_Direction A_
Quote the stretch of the article on donating company stock from "Additionally, if you" through "lifestyle you desire.", word for word.

_Source passage_
■ ■ ■

Making Donations of Company Stock

Many Americans who can comfortably do so include regular charitable giving in their financial planning strategy. If your goals include helping charities that support causes you care about, it’s important to understand that how you give can have just as much impact as how much you give. Carefully planning your charitable gifts could allow you to give more away while also keeping more for yourself.

This becomes possible when you properly structure the donation of appreciated assets, such as your company stock. If you own pre-IPO stock, donating it to charity can be a great way to diversify out of your concentrated position while saving money on taxes and possibly even creating an income stream for yourself. In this article, we’ll explore the benefits of donating stock and how to make sure your donation provides the best possible benefit to your charitable beneficiaries while reducing your tax obligation.

Why donate stock?

If your values include charitable giving, making donations of stock can be much more cost effective than donating cash. When you sell stock, profits from the sale are typically subject to capital gains tax. If, on the other hand, you donate shares directly to charity, you avoid taxation on the sale. You could then use cash that you would otherwise have donated to purchase whatever investments you like, essentially creating a tax-free way to shift assets out of a concentrated position in equity compensation.

Additionally, if you itemize deductions, you can still take a charitable donation deduction of up to 30% of your adjusted gross income for donations of stock. If your donation exceeds this amount, you can carry forward the remainder on your tax returns for up to five years. Donating stock to charity leaves more money in your pocket at tax time, allowing you to give more while enjoying the lifestyle you desire.

How can I donate my company stock to charity?

To donate your stock to charity, you first have to hold it for more than one year. Stocks with significant capital gains are great candidates, since the greater the appreciation, the more tax you can avoid with the donation. Only a small fraction of U.S. charities accept donations of stock, but donor advised funds and charitable trusts allow you to turn your stock into donations to any 501(c)(3) charity.

■ ■ ■

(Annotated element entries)

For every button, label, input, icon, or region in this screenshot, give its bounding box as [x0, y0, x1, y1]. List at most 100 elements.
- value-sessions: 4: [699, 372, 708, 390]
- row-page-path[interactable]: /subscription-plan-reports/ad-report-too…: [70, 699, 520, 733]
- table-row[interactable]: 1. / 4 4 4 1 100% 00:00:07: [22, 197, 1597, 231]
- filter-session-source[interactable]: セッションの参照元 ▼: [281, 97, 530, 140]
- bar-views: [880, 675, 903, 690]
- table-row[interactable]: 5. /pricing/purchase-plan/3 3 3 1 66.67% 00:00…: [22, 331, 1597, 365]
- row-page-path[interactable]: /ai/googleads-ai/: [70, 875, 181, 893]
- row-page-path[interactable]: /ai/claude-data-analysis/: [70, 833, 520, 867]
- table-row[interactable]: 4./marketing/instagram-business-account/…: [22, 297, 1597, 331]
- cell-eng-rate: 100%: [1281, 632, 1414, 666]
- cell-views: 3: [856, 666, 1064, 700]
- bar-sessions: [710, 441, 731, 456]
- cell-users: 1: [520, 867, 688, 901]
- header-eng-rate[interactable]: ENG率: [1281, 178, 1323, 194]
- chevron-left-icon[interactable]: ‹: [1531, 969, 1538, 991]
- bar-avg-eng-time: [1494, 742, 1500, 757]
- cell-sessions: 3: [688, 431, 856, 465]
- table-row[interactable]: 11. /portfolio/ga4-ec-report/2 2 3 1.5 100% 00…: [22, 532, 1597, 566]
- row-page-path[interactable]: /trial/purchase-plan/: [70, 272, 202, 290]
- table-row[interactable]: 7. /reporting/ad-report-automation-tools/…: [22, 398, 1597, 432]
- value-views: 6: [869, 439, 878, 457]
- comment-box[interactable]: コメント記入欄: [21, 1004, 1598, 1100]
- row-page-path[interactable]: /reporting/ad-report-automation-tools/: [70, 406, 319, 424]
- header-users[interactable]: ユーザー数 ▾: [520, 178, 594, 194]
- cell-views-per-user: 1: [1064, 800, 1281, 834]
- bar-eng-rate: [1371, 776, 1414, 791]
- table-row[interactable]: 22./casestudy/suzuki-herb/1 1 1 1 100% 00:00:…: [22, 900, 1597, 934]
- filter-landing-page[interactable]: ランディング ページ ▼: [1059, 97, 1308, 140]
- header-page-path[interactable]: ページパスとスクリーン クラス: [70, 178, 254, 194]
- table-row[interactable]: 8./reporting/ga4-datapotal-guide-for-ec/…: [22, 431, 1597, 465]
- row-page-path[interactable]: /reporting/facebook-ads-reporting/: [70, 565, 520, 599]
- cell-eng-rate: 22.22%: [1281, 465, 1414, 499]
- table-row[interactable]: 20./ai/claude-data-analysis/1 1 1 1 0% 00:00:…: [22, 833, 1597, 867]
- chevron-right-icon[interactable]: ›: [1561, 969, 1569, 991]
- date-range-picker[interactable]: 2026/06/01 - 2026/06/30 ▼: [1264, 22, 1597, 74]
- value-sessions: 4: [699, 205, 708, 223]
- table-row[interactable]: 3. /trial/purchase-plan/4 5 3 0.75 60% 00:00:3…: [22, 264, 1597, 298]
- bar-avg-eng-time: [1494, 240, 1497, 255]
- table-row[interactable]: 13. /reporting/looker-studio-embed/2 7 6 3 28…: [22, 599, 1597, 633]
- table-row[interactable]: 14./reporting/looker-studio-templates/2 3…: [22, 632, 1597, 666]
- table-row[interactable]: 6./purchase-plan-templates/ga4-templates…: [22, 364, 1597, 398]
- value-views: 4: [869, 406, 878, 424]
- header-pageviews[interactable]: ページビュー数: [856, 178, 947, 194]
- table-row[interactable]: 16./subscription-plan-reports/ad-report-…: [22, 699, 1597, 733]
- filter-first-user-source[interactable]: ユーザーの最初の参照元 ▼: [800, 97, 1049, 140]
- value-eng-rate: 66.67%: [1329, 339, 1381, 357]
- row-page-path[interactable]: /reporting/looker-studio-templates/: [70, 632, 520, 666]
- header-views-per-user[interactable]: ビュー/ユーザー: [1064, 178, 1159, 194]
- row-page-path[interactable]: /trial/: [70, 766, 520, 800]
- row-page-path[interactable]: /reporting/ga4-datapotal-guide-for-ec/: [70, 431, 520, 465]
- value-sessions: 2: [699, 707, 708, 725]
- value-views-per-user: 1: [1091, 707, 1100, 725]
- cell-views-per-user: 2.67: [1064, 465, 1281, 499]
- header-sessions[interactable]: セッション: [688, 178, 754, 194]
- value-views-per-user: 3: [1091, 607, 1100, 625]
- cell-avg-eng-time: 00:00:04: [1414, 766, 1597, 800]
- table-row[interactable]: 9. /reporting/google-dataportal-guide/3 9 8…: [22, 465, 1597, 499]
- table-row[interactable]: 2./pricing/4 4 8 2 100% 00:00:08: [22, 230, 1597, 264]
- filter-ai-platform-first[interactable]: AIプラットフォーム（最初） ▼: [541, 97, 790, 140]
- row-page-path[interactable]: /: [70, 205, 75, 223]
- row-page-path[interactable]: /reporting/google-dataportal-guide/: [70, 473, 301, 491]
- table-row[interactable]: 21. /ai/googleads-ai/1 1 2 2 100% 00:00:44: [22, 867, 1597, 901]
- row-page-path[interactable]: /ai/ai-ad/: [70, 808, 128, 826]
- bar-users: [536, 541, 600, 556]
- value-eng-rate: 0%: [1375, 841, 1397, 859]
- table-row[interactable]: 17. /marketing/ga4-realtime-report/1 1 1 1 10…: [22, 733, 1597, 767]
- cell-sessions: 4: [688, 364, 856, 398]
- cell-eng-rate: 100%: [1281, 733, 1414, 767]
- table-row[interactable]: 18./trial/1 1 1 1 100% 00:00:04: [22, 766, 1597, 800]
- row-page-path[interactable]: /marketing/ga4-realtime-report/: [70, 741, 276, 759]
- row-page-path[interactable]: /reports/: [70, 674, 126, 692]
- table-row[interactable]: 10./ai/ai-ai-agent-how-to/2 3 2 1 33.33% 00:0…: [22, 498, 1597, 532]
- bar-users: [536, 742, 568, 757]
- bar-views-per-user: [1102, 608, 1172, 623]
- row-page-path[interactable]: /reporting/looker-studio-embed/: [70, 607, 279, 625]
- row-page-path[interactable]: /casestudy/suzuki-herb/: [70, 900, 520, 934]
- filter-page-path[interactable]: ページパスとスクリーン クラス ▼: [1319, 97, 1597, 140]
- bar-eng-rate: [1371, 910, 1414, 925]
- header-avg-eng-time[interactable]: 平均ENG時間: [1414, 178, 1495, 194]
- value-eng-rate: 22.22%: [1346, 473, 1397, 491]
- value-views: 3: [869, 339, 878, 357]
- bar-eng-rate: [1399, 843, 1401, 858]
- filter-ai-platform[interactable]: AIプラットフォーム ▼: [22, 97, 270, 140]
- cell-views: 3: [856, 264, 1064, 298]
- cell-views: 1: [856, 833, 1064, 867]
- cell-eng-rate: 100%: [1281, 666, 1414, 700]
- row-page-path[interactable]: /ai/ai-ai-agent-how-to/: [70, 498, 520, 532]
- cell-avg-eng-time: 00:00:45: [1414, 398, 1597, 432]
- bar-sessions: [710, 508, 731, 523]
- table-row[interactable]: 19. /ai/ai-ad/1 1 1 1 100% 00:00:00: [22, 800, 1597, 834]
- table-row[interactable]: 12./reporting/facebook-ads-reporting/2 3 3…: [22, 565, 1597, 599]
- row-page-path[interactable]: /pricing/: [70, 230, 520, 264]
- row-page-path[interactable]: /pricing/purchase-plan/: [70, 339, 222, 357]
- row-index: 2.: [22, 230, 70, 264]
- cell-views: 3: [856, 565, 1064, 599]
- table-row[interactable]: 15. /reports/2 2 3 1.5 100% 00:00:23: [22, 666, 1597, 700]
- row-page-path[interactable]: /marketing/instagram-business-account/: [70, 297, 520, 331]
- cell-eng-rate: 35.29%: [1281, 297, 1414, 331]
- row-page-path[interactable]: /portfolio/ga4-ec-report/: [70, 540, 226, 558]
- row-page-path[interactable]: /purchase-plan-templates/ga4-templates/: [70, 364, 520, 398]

■ ■ ■

_Direction B_
Convert the entries, from their first line through the line containing "- table-row[interactable]: 5.", into a Markdown table with the columns No. and Entry line, numbering each row and omitting blank lines.

_Task answer A_
Additionally, if you itemize deductions, you can still take a charitable donation deduction of up to 30% of your adjusted gross income for donations of stock. If your donation exceeds this amount, you can carry forward the remainder on your tax returns for up to five years. Donating stock to charity leaves more money in your pocket at tax time, allowing you to give more while enjoying the lifestyle you desire.

_Task answer B_
| No. | Entry line |
|---|---|
| 1 | For every button, label, input, icon, or region in this screenshot, give its bounding box as [x0, y0, x1, y1]. List at most 100 elements. |
| 2 | - value-sessions: 4: [699, 372, 708, 390] |
| 3 | - row-page-path[interactable]: /subscription-plan-reports/ad-report-too…: [70, 699, 520, 733] |
| 4 | - table-row[interactable]: 1. / 4 4 4 1 100% 00:00:07: [22, 197, 1597, 231] |
| 5 | - filter-session-source[interactable]: セッションの参照元 ▼: [281, 97, 530, 140] |
| 6 | - bar-views: [880, 675, 903, 690] |
| 7 | - table-row[interactable]: 5. /pricing/purchase-plan/3 3 3 1 66.67% 00:00…: [22, 331, 1597, 365] |